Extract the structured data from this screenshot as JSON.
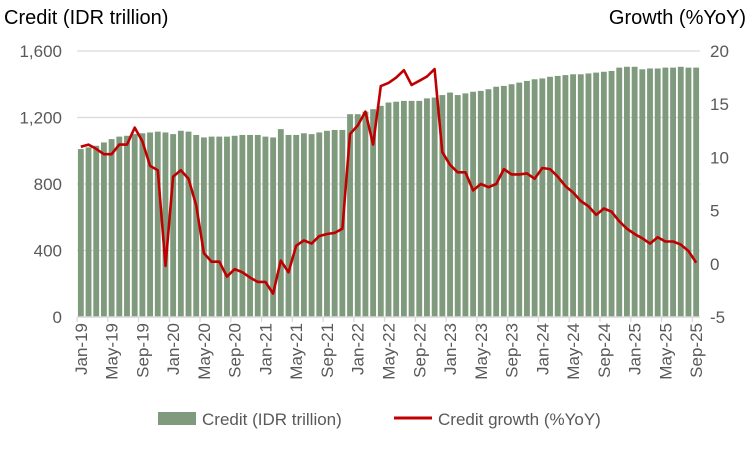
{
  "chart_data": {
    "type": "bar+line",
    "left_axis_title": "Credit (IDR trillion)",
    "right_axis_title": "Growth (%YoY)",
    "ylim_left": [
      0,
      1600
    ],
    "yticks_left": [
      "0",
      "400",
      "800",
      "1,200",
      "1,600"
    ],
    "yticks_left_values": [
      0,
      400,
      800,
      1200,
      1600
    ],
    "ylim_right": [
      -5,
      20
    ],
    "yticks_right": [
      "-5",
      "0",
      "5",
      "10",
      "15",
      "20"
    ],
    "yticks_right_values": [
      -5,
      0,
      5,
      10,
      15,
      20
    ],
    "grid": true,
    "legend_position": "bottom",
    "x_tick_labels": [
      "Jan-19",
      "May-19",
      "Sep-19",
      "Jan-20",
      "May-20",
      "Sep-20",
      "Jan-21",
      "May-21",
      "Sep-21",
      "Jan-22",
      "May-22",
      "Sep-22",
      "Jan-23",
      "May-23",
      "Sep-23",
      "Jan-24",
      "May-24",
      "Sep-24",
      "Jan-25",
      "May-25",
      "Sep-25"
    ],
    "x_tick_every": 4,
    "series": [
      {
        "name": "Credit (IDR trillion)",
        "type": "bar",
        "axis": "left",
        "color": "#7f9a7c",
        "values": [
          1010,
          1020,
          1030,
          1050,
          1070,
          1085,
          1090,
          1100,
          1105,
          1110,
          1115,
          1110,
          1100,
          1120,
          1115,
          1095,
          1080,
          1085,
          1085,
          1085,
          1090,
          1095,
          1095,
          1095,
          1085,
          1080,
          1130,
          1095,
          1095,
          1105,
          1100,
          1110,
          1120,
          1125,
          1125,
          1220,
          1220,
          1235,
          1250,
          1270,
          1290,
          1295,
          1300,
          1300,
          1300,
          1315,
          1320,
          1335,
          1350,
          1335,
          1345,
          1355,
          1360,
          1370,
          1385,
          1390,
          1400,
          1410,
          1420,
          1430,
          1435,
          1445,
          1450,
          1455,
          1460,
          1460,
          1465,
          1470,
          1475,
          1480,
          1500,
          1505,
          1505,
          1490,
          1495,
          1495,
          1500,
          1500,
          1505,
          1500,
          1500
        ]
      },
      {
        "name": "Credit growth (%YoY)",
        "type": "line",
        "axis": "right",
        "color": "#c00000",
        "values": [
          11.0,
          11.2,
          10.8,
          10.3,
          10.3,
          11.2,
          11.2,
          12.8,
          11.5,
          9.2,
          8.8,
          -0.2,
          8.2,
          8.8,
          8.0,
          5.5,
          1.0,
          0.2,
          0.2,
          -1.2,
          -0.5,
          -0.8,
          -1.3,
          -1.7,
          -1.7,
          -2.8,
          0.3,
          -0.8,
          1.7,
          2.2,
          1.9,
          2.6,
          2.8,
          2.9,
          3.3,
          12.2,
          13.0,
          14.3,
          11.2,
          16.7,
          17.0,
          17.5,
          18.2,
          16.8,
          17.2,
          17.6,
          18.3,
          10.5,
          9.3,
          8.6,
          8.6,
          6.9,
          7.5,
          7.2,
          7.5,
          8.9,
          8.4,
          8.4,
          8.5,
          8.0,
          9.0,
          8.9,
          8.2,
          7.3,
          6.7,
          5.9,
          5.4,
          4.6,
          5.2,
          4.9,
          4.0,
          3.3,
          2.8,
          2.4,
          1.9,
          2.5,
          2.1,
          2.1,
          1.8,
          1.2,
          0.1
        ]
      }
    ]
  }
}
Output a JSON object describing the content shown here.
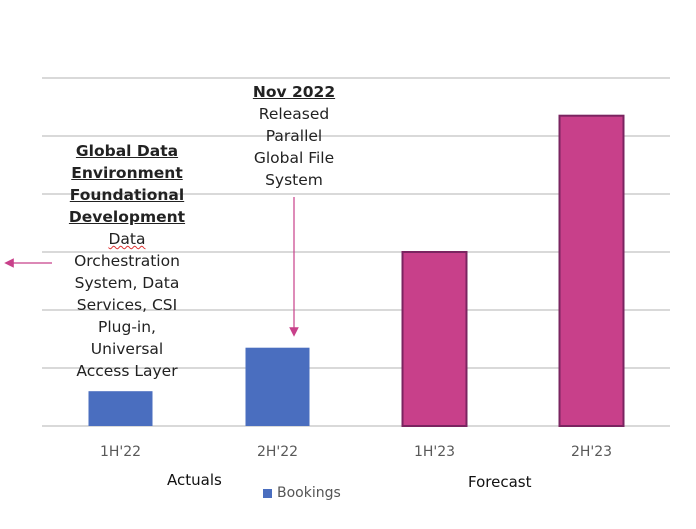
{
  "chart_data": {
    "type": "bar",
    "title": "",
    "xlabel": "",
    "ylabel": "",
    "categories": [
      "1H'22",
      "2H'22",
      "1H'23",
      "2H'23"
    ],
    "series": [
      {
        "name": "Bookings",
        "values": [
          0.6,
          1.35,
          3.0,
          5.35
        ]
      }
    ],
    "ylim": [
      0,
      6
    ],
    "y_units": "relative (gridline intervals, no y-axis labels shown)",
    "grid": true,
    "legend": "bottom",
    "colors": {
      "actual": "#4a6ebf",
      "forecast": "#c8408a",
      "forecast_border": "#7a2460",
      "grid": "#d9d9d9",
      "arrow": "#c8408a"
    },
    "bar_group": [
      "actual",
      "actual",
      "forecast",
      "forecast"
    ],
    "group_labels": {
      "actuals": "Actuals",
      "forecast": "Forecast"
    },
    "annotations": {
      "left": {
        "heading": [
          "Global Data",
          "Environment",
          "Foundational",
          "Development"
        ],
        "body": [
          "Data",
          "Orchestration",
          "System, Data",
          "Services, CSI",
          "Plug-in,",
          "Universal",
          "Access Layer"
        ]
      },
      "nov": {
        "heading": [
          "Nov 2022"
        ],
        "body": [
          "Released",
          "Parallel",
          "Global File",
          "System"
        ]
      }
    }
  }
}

--

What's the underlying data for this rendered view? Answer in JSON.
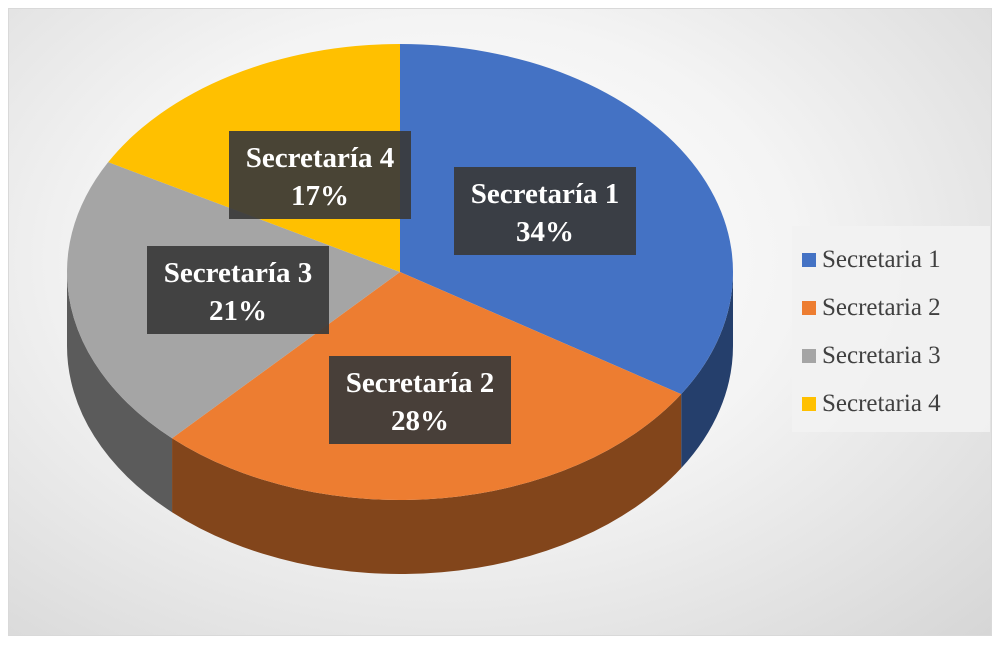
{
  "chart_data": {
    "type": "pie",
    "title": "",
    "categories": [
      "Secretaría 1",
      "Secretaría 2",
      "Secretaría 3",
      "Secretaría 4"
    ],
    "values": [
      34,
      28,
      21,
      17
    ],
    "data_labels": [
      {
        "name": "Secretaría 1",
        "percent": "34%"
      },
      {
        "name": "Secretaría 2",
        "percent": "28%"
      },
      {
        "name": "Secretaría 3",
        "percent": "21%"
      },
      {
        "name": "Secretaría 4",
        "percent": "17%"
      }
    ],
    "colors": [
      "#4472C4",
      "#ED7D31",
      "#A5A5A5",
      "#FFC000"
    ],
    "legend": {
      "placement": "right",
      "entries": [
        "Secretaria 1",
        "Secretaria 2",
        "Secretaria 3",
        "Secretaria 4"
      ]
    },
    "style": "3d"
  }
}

**Problem statement:** Out of the preceding entries, pull every line containing the string "Credit".

**The result:**
    "left_axis_title": "Credit (IDR trillion)",
        "name": "Credit (IDR trillion)",
        "name": "Credit growth (%YoY)",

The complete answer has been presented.